___ Entries supplied ___
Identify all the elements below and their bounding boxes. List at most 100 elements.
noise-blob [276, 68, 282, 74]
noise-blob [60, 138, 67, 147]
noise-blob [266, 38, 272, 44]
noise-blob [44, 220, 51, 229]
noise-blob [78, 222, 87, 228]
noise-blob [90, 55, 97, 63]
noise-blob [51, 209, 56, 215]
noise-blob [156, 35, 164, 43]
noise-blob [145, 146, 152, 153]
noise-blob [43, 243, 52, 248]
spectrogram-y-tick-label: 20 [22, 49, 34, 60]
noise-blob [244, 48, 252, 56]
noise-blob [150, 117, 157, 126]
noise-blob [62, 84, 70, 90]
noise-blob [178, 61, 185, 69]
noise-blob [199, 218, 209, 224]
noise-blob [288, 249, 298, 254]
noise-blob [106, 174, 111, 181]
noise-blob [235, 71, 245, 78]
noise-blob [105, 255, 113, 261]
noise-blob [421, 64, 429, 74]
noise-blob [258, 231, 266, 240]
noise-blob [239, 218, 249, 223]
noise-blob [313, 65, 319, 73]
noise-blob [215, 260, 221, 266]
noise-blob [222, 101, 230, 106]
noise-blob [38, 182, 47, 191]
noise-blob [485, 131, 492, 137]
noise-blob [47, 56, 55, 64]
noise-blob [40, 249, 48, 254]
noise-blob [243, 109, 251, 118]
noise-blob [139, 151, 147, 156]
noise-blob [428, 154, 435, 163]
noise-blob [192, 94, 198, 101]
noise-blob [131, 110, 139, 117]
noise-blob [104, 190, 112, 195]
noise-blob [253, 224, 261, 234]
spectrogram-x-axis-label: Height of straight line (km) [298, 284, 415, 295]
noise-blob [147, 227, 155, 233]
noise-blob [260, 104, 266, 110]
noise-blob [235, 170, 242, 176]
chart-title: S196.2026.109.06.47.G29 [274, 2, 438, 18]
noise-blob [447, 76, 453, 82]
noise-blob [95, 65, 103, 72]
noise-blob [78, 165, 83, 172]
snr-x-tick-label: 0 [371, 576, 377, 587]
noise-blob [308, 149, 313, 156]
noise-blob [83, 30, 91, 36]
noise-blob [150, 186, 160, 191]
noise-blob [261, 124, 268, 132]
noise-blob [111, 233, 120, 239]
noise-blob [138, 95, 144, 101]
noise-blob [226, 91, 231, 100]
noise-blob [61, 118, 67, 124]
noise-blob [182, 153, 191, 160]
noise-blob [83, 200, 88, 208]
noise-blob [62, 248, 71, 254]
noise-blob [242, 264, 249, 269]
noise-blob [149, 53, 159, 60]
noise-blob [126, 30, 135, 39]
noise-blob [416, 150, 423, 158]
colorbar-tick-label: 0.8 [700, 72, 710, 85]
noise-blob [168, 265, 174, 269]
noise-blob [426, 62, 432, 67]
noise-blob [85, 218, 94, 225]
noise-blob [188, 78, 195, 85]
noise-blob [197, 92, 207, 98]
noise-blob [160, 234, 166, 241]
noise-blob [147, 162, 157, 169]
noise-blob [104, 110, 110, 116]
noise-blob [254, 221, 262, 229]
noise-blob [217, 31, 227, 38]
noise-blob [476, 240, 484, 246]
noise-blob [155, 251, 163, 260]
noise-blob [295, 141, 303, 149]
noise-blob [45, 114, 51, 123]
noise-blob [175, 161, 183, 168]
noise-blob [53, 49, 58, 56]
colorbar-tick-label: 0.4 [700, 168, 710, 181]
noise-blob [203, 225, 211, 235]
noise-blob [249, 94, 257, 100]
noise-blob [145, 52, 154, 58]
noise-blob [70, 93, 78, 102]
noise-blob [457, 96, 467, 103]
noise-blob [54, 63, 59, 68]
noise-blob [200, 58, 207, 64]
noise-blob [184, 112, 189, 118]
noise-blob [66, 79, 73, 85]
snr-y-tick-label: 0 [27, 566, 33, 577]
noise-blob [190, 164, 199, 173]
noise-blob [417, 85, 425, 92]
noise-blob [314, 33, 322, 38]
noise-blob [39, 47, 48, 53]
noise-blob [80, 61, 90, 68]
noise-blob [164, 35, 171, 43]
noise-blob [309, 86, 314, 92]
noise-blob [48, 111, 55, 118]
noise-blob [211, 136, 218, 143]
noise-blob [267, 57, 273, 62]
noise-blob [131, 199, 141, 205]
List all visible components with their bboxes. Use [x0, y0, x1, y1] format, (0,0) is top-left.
___
___ Entries supplied ___
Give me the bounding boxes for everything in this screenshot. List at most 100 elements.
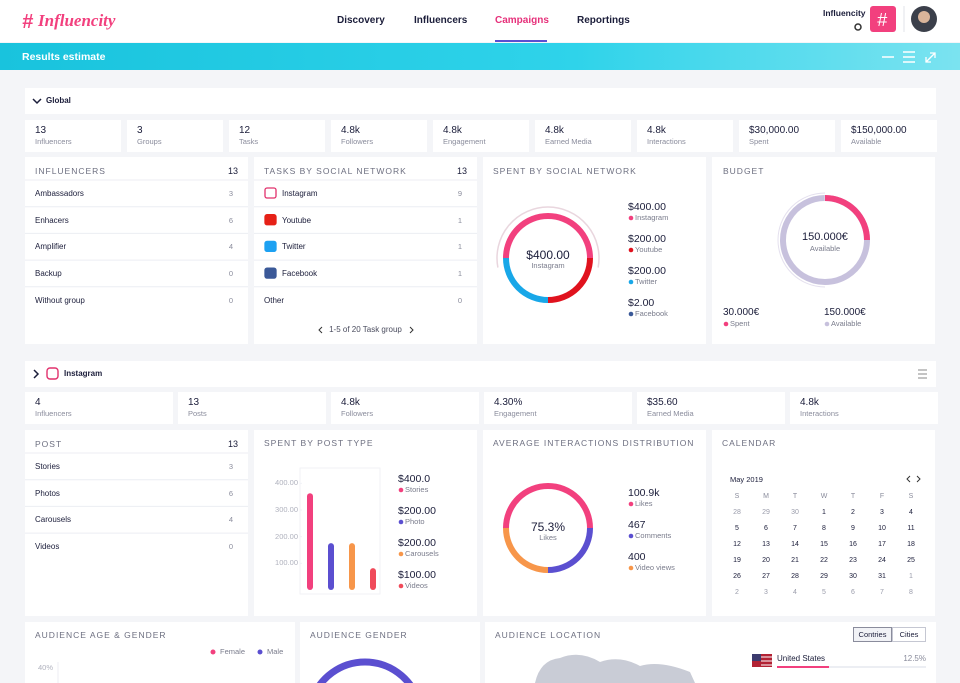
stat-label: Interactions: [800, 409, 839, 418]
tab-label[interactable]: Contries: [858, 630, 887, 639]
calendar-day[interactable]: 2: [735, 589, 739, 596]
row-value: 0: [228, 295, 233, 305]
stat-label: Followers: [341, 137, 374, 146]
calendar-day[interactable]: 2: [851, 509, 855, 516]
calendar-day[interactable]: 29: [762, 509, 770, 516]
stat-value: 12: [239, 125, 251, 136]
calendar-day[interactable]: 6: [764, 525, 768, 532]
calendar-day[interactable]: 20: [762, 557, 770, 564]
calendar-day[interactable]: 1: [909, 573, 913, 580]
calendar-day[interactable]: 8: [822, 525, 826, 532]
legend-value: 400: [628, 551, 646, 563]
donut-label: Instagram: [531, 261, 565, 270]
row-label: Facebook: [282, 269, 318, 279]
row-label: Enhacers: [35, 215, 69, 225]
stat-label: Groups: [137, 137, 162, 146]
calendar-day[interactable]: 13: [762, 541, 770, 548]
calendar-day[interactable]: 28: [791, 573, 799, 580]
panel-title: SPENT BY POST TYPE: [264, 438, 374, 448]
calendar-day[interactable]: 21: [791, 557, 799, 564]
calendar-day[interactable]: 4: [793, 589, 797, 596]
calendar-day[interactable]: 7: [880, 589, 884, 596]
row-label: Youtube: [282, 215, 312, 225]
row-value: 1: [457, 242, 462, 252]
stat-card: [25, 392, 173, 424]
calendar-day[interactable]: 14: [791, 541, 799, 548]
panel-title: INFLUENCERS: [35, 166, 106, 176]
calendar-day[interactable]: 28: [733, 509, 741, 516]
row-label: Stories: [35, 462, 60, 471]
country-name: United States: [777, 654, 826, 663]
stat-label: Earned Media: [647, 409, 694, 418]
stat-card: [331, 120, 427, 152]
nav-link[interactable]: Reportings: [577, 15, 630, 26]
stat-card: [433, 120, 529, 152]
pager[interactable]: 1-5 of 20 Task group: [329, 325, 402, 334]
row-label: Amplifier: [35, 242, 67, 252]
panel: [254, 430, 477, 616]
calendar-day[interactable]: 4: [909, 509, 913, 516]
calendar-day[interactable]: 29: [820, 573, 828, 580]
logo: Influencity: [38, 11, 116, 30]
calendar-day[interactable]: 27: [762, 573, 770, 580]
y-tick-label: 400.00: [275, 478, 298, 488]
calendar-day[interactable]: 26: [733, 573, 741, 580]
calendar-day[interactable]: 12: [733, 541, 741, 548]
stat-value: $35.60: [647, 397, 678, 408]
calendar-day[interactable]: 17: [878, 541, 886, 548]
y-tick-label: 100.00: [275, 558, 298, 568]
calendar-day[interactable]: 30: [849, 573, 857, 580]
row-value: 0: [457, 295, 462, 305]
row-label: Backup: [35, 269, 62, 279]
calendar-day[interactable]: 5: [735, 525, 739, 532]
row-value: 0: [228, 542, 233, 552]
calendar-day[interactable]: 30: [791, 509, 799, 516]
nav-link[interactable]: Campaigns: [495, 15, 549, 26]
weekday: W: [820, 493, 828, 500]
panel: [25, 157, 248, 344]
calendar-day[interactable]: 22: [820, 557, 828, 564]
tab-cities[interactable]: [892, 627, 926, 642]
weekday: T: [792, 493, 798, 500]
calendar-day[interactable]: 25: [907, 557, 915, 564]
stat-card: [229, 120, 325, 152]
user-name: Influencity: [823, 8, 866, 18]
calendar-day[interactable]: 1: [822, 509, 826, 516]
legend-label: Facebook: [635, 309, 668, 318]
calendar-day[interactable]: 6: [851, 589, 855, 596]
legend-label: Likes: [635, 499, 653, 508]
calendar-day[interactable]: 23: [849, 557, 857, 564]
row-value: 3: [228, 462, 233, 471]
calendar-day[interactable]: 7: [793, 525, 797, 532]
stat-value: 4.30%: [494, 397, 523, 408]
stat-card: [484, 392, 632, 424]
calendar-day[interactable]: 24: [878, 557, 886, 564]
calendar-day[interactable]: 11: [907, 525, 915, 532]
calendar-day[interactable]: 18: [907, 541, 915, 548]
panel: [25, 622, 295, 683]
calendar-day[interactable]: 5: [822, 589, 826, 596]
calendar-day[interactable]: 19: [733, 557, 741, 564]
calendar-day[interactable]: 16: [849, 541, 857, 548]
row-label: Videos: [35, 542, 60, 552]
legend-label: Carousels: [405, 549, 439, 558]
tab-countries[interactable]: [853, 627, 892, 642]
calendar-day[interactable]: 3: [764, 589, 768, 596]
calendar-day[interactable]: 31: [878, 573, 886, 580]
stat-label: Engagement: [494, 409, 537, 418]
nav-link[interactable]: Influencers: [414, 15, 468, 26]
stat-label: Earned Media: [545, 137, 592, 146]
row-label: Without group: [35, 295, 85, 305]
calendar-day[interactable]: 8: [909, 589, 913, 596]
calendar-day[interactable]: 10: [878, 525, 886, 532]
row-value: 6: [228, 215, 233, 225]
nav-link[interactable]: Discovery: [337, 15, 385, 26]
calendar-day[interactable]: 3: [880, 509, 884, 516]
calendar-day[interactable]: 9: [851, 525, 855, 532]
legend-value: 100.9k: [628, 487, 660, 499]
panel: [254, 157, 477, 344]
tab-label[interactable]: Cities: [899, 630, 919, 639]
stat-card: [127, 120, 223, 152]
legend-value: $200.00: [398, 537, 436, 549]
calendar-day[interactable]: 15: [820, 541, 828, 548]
___
___ Entries supplied ___
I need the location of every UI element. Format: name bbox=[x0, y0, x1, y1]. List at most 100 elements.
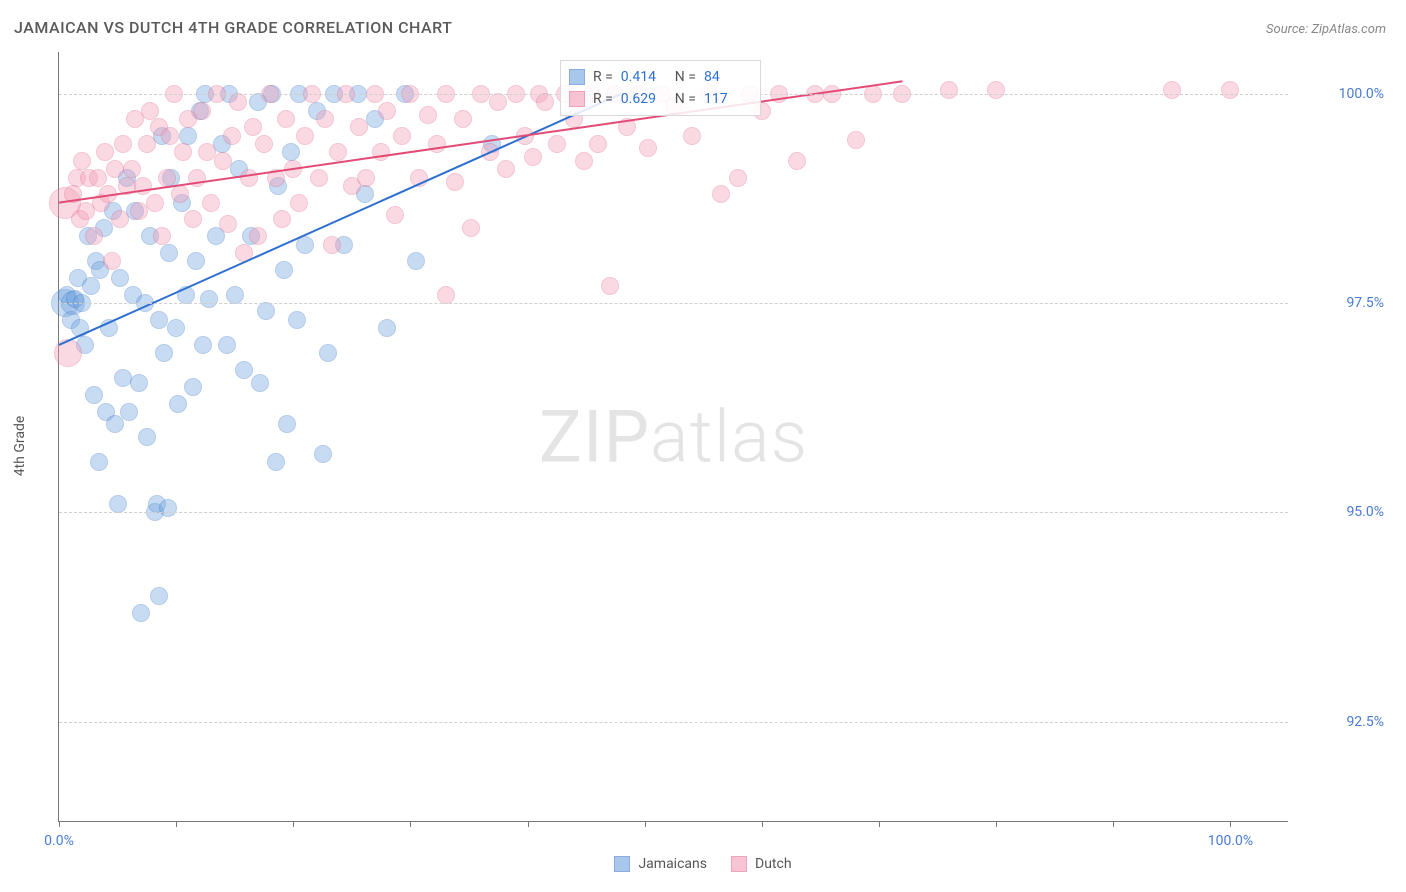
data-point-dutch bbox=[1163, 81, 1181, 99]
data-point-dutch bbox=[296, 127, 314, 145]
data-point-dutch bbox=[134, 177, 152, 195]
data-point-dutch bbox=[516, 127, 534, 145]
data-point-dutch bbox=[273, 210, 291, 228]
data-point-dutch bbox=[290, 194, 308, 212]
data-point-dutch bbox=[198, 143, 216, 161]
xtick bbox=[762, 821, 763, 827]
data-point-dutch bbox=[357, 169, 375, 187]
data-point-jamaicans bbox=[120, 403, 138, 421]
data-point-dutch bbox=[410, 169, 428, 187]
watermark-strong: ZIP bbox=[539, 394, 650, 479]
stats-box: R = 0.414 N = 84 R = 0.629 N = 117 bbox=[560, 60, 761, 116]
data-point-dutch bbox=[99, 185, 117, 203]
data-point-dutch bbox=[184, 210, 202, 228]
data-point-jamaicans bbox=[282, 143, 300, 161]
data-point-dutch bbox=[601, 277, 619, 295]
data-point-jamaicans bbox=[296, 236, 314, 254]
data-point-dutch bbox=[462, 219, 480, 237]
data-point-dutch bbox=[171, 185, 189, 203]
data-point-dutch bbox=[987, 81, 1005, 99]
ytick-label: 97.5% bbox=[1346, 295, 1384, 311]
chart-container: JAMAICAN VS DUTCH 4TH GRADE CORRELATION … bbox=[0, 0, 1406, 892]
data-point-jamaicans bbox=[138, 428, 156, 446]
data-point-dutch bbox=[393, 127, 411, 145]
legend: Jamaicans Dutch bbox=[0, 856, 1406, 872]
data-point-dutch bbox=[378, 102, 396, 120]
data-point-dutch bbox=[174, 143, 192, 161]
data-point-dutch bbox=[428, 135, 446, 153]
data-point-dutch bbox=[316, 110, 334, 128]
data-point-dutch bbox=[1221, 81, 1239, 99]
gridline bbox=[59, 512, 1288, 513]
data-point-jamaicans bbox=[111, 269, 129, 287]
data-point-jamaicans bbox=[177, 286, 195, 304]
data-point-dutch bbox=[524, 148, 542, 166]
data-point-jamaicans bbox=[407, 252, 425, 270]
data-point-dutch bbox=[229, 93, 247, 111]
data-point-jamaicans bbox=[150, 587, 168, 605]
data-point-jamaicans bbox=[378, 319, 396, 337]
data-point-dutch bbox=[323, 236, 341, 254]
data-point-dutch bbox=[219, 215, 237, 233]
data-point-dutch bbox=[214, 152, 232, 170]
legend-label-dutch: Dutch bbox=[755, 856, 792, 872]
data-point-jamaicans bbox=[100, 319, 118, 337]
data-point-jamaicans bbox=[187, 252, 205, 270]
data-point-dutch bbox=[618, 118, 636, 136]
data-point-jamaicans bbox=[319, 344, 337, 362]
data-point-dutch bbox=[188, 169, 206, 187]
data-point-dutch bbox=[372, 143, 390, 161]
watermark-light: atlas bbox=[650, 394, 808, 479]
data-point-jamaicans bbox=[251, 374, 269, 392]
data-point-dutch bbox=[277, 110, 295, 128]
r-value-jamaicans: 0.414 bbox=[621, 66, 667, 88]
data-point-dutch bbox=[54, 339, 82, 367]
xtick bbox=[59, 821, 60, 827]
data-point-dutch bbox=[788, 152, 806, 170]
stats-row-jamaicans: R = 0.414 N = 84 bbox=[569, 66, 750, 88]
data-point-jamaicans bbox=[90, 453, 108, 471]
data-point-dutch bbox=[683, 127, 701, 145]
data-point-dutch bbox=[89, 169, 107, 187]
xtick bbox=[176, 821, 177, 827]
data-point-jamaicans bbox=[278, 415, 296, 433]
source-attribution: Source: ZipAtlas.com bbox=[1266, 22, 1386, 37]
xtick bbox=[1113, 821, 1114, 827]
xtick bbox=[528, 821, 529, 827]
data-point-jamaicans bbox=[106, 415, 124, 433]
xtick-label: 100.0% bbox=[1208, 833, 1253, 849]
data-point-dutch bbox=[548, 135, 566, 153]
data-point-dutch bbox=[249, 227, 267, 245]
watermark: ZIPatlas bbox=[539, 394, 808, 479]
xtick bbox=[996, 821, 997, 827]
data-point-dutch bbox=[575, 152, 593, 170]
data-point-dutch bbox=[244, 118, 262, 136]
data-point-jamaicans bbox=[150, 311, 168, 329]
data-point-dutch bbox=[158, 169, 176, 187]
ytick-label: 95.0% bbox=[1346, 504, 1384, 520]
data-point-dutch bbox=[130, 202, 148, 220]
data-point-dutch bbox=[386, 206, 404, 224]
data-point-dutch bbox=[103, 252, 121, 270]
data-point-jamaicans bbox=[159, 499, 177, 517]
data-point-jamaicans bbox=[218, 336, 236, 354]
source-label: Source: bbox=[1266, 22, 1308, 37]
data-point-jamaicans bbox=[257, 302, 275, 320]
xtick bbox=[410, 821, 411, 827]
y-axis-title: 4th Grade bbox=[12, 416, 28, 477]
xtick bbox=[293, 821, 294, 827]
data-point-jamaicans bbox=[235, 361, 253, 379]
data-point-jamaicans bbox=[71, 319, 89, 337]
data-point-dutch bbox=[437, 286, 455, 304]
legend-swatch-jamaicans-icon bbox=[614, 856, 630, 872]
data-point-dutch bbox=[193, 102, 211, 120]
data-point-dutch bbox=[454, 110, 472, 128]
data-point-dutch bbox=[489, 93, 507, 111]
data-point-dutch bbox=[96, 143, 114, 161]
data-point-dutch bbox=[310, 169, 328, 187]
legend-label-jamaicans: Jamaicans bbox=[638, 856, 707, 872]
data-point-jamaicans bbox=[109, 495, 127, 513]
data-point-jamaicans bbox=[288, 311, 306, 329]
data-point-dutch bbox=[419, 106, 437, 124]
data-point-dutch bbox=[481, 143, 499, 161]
___
Copy out the items again without any change, starting with the line that contains "data-point-dutch bbox=[1163, 81, 1181, 99]" and going on through the line that contains "data-point-dutch bbox=[393, 127, 411, 145]". Include both of those lines.

data-point-dutch bbox=[1163, 81, 1181, 99]
data-point-dutch bbox=[296, 127, 314, 145]
data-point-dutch bbox=[134, 177, 152, 195]
data-point-dutch bbox=[516, 127, 534, 145]
data-point-dutch bbox=[273, 210, 291, 228]
data-point-dutch bbox=[290, 194, 308, 212]
data-point-dutch bbox=[198, 143, 216, 161]
xtick bbox=[762, 821, 763, 827]
data-point-dutch bbox=[357, 169, 375, 187]
data-point-jamaicans bbox=[120, 403, 138, 421]
data-point-dutch bbox=[410, 169, 428, 187]
watermark-strong: ZIP bbox=[539, 394, 650, 479]
stats-box: R = 0.414 N = 84 R = 0.629 N = 117 bbox=[560, 60, 761, 116]
data-point-dutch bbox=[99, 185, 117, 203]
data-point-dutch bbox=[184, 210, 202, 228]
data-point-jamaicans bbox=[282, 143, 300, 161]
data-point-dutch bbox=[601, 277, 619, 295]
data-point-jamaicans bbox=[296, 236, 314, 254]
data-point-dutch bbox=[462, 219, 480, 237]
data-point-dutch bbox=[171, 185, 189, 203]
data-point-dutch bbox=[987, 81, 1005, 99]
ytick-label: 97.5% bbox=[1346, 295, 1384, 311]
chart-container: JAMAICAN VS DUTCH 4TH GRADE CORRELATION … bbox=[0, 0, 1406, 892]
data-point-jamaicans bbox=[138, 428, 156, 446]
data-point-dutch bbox=[393, 127, 411, 145]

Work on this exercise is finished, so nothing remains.